**Provided records:**
>> BEGIN
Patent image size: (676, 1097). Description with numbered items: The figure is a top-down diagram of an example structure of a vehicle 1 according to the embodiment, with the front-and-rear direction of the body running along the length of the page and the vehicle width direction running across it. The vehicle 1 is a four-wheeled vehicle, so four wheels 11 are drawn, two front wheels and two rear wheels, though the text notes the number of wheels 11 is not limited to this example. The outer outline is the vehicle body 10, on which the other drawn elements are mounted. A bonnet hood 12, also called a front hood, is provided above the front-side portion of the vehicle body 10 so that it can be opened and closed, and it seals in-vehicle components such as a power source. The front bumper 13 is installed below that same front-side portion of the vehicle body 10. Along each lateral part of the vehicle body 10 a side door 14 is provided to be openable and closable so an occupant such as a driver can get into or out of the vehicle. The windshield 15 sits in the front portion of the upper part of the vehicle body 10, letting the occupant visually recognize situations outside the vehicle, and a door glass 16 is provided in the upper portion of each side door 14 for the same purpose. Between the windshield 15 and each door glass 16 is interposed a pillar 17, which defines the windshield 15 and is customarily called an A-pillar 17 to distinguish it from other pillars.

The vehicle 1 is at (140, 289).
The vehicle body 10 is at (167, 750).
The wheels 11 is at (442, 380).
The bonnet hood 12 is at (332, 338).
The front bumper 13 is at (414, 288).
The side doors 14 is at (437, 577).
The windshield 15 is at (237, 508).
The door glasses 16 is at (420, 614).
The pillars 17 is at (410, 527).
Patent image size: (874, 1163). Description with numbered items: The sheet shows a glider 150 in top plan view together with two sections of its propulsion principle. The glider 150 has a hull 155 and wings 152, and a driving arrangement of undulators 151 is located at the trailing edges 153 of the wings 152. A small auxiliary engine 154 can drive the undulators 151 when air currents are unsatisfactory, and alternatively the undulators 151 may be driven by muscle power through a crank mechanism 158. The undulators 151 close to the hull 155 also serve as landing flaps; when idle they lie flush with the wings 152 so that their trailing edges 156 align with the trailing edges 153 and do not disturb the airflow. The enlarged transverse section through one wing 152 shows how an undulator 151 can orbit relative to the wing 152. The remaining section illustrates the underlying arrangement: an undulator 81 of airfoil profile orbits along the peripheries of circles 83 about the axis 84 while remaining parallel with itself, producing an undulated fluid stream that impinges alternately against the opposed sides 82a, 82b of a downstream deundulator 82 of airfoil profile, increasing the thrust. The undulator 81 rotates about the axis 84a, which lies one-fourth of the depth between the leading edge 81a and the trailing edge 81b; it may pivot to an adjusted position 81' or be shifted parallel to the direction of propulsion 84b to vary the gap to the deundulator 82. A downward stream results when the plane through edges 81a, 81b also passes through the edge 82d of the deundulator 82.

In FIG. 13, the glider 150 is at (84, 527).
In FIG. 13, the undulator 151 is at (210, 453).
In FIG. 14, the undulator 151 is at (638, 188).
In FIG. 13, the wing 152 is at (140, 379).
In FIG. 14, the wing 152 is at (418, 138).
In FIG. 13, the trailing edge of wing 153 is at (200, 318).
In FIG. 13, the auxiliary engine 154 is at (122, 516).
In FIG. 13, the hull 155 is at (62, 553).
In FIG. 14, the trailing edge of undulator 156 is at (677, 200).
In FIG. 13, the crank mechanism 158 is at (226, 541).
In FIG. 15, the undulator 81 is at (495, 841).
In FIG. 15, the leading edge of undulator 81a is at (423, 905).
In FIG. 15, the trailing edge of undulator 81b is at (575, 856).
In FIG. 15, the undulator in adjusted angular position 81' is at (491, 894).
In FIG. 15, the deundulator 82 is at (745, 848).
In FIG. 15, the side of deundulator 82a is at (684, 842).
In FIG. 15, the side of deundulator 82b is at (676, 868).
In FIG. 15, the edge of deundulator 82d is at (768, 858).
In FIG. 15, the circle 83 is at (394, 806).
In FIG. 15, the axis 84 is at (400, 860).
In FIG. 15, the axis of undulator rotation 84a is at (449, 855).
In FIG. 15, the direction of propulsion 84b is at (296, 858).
>> END
**Task:** Copy out each of the lines above that contains the word "adjusted".

**Exercise solution:**
Patent image size: (874, 1163). Description with numbered items: The sheet shows a glider 150 in top plan view together with two sections of its propulsion principle. The glider 150 has a hull 155 and wings 152, and a driving arrangement of undulators 151 is located at the trailing edges 153 of the wings 152. A small auxiliary engine 154 can drive the undulators 151 when air currents are unsatisfactory, and alternatively the undulators 151 may be driven by muscle power through a crank mechanism 158. The undulators 151 close to the hull 155 also serve as landing flaps; when idle they lie flush with the wings 152 so that their trailing edges 156 align with the trailing edges 153 and do not disturb the airflow. The enlarged transverse section through one wing 152 shows how an undulator 151 can orbit relative to the wing 152. The remaining section illustrates the underlying arrangement: an undulator 81 of airfoil profile orbits along the peripheries of circles 83 about the axis 84 while remaining parallel with itself, producing an undulated fluid stream that impinges alternately against the opposed sides 82a, 82b of a downstream deundulator 82 of airfoil profile, increasing the thrust. The undulator 81 rotates about the axis 84a, which lies one-fourth of the depth between the leading edge 81a and the trailing edge 81b; it may pivot to an adjusted position 81' or be shifted parallel to the direction of propulsion 84b to vary the gap to the deundulator 82. A downward stream results when the plane through edges 81a, 81b also passes through the edge 82d of the deundulator 82.
In FIG. 15, the undulator in adjusted angular position 81' is at (491, 894).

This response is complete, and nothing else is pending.